Pick out the lines below with "image" and list them.
:::
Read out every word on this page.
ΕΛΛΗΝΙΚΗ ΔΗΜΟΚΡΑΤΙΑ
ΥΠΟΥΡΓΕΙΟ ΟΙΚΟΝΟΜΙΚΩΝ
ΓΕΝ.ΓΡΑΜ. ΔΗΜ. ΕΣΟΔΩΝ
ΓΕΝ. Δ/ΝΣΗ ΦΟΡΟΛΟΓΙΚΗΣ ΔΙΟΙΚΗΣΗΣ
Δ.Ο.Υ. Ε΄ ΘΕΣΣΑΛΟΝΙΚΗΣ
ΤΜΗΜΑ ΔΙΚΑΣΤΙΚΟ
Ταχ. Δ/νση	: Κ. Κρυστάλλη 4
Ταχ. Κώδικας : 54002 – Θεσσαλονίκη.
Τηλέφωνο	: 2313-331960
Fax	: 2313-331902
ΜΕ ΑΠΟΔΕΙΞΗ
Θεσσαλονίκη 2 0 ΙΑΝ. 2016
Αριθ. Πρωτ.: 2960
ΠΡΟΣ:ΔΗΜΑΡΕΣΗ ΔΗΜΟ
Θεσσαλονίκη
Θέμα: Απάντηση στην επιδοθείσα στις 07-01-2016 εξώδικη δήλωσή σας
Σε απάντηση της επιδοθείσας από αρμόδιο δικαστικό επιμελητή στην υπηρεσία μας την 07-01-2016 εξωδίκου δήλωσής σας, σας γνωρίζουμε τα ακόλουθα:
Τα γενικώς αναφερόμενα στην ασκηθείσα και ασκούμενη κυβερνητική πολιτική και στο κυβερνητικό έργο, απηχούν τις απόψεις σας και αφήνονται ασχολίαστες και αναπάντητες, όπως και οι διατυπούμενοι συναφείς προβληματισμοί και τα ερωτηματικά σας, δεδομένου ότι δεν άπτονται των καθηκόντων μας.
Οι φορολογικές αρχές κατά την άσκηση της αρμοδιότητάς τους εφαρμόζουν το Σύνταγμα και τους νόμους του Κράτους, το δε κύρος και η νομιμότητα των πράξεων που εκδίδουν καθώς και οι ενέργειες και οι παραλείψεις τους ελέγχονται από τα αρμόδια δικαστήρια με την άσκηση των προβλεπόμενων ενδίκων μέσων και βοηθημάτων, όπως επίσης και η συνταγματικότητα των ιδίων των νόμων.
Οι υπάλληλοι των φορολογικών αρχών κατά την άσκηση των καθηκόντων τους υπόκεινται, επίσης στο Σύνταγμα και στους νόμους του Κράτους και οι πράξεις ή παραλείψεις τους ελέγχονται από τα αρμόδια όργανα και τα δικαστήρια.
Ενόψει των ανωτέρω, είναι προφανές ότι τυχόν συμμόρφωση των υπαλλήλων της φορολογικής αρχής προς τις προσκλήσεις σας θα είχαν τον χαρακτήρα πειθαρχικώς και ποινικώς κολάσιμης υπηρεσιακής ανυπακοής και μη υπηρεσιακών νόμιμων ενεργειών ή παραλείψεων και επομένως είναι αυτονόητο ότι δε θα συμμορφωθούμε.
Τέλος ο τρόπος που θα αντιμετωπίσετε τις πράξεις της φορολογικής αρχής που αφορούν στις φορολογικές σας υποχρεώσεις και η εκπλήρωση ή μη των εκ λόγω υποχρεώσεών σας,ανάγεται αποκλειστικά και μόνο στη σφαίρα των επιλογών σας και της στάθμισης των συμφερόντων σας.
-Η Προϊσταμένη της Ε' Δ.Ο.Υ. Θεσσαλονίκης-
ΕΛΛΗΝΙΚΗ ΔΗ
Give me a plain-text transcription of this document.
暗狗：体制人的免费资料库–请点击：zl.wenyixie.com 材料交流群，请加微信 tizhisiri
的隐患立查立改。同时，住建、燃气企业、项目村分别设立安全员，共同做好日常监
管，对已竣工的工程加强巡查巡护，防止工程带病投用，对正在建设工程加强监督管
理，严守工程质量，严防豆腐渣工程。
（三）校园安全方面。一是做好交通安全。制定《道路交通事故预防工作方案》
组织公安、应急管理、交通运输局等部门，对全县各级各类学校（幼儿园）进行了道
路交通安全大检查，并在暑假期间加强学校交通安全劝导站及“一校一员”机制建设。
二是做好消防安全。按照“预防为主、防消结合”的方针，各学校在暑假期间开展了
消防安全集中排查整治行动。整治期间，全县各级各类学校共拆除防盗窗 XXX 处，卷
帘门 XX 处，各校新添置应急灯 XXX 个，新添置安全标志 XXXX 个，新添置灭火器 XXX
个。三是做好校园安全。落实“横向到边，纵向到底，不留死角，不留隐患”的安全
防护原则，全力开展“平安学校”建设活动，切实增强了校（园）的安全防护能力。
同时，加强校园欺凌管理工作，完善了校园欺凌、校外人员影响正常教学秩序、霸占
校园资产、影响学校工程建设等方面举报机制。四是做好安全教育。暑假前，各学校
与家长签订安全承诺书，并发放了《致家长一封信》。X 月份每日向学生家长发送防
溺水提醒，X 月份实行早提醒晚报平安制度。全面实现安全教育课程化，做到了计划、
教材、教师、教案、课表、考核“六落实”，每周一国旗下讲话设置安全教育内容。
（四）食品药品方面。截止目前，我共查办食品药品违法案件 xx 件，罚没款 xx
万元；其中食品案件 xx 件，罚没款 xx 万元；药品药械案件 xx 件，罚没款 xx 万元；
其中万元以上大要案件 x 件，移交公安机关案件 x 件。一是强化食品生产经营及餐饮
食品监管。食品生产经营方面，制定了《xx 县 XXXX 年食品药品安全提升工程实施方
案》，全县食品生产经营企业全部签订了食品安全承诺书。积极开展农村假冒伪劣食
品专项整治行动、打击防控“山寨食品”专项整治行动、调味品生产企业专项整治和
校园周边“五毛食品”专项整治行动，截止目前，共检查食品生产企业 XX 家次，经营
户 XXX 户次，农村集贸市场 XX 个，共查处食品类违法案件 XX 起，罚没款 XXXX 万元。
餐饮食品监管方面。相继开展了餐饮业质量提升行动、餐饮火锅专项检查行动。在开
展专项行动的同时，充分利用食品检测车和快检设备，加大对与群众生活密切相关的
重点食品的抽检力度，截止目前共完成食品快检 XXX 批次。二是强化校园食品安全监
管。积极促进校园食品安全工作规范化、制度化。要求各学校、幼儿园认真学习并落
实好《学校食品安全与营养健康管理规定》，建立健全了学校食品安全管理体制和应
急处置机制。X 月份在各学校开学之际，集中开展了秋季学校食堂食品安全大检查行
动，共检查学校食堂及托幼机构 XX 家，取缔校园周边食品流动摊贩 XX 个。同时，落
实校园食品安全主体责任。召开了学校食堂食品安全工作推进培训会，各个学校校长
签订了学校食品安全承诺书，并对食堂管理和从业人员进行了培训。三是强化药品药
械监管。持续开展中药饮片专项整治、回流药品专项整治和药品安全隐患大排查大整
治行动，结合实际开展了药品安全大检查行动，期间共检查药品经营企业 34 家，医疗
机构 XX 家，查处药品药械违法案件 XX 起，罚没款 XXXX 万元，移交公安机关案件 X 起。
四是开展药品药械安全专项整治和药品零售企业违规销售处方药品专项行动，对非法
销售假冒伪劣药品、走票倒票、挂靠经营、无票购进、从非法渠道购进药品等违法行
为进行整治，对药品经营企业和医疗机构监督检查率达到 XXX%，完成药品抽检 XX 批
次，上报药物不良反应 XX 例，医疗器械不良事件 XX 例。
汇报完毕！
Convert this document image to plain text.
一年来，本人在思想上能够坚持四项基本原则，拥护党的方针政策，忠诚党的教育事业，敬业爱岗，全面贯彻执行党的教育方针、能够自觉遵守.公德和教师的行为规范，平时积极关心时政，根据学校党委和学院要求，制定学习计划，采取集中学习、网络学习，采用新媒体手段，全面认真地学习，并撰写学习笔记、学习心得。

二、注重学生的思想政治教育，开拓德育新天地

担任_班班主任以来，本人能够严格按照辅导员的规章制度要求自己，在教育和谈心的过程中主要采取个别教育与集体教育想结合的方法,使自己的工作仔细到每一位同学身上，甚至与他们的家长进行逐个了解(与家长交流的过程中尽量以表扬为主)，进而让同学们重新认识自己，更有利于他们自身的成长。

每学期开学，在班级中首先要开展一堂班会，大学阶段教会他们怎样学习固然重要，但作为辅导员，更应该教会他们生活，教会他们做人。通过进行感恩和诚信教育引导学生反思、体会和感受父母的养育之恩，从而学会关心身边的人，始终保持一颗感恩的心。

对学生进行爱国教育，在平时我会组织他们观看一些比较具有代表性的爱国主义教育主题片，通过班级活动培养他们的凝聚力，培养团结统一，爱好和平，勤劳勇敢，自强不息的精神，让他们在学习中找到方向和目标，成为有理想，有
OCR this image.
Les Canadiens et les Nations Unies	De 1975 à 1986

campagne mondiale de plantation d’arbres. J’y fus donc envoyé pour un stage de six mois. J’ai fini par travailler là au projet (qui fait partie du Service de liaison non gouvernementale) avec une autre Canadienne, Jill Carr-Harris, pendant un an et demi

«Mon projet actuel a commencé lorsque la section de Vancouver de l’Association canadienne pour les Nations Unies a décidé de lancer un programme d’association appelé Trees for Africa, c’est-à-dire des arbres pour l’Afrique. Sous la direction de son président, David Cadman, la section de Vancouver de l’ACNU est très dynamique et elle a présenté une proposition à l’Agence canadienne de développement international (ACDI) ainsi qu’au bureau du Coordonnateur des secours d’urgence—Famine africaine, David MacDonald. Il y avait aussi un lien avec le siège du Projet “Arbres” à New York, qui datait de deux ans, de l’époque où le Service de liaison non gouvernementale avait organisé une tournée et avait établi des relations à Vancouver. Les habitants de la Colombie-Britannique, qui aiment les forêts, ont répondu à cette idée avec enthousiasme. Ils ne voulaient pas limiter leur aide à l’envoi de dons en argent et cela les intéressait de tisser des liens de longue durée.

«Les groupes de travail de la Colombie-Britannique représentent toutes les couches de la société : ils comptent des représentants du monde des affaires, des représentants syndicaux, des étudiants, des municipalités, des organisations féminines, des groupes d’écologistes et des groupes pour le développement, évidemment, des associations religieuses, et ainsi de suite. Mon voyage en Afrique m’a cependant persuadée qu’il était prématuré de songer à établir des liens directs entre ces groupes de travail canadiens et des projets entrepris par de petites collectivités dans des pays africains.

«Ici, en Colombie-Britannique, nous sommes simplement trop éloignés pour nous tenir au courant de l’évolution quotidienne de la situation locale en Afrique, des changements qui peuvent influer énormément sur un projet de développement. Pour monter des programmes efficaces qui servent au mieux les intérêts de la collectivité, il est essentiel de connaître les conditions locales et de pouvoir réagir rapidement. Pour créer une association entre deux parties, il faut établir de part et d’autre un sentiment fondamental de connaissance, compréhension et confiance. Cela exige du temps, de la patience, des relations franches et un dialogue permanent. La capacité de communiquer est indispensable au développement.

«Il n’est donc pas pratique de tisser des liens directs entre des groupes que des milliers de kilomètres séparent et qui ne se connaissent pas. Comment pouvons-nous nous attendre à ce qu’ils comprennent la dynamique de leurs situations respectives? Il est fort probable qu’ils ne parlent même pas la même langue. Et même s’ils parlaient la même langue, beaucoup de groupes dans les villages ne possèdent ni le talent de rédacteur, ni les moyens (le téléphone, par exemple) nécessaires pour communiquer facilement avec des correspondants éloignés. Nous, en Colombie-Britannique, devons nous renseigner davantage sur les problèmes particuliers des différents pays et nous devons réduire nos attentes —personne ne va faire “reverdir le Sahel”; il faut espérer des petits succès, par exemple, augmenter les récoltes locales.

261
:::
=== Problem solution ===
Convert this document image to plain text.
OCR this image.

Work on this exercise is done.